━━━ INPUT

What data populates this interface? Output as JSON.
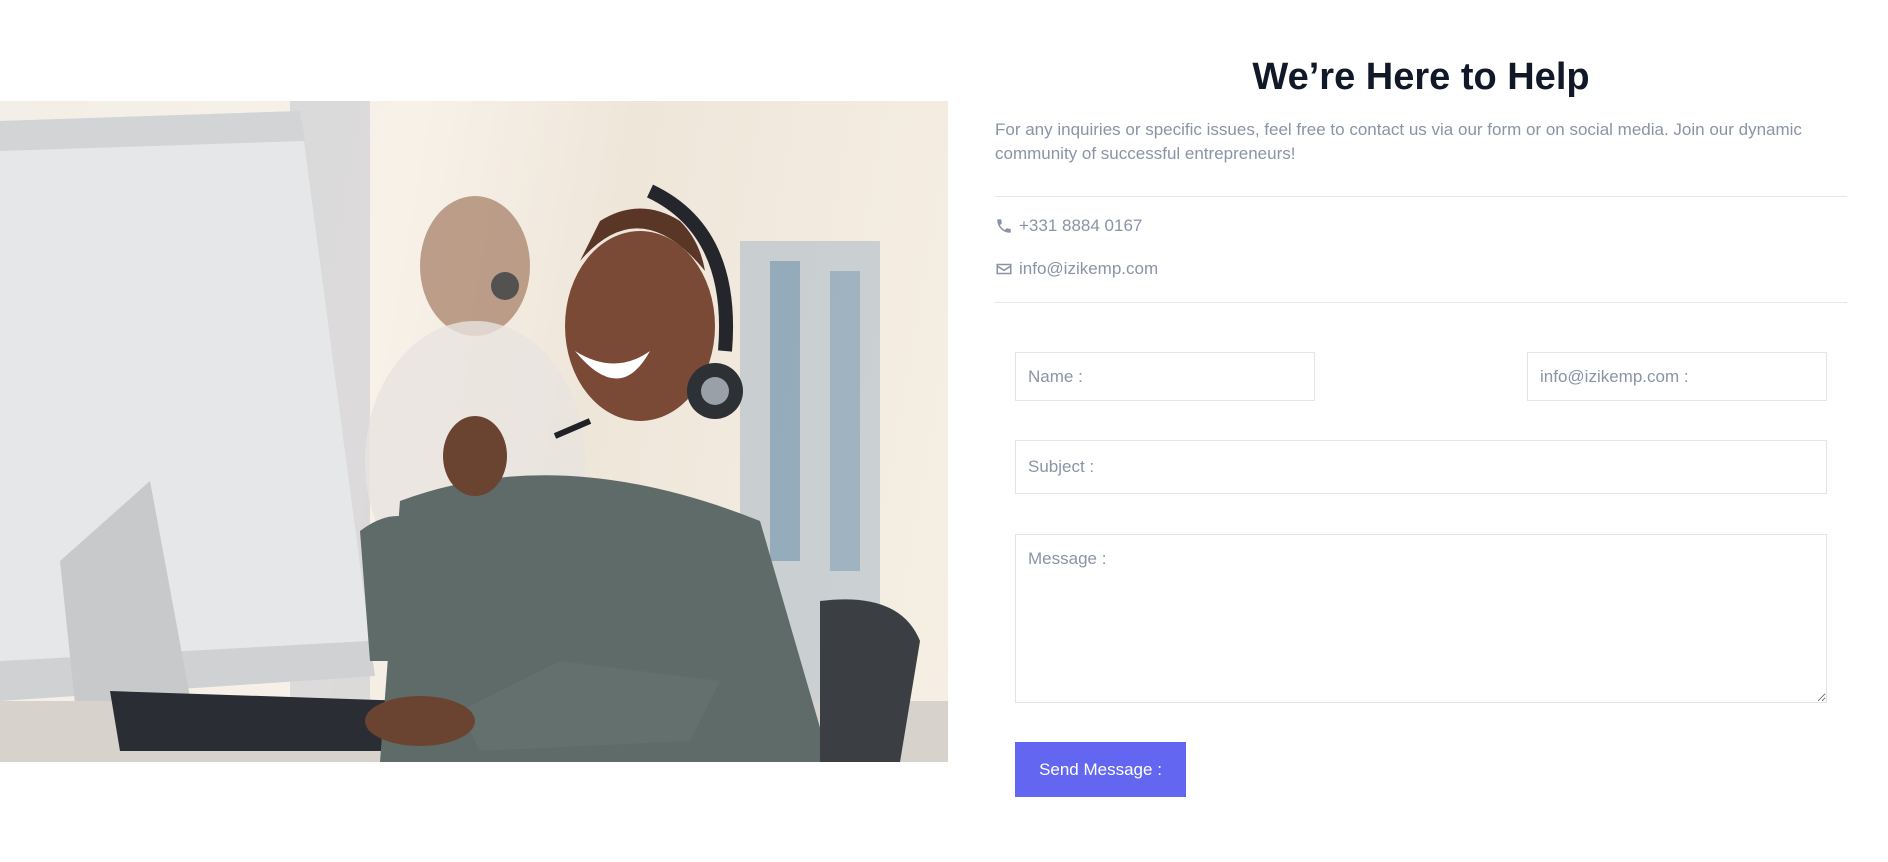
{
  "photo": {
    "alt": "Smiling customer support agent wearing a headset working at a computer"
  },
  "contact": {
    "heading": "We’re Here to Help",
    "intro": "For any inquiries or specific issues, feel free to contact us via our form or on social media. Join our dynamic community of successful entrepreneurs!",
    "phone": "+331 8884 0167",
    "phone_icon": "phone-icon",
    "email": "info@izikemp.com",
    "email_icon": "envelope-icon"
  },
  "form": {
    "name_placeholder": "Name :",
    "email_placeholder": "info@izikemp.com :",
    "subject_placeholder": "Subject :",
    "message_placeholder": "Message :",
    "submit_label": "Send Message :"
  },
  "colors": {
    "accent": "#6366f1",
    "heading": "#111827",
    "muted": "#8a94a6"
  }
}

━━━━━━

- [PROBLEM TO WORK ON] All of the material above is to be copied exactly, except for its images.

- [COMPLETED EXERCISE]
What data populates this interface? Output as JSON.
{
  "photo": {
    "alt": "Smiling customer support agent wearing a headset working at a computer"
  },
  "contact": {
    "heading": "We’re Here to Help",
    "intro": "For any inquiries or specific issues, feel free to contact us via our form or on social media. Join our dynamic community of successful entrepreneurs!",
    "phone": "+331 8884 0167",
    "phone_icon": "phone-icon",
    "email": "info@izikemp.com",
    "email_icon": "envelope-icon"
  },
  "form": {
    "name_placeholder": "Name :",
    "email_placeholder": "info@izikemp.com :",
    "subject_placeholder": "Subject :",
    "message_placeholder": "Message :",
    "submit_label": "Send Message :"
  },
  "colors": {
    "accent": "#6366f1",
    "heading": "#111827",
    "muted": "#8a94a6"
  }
}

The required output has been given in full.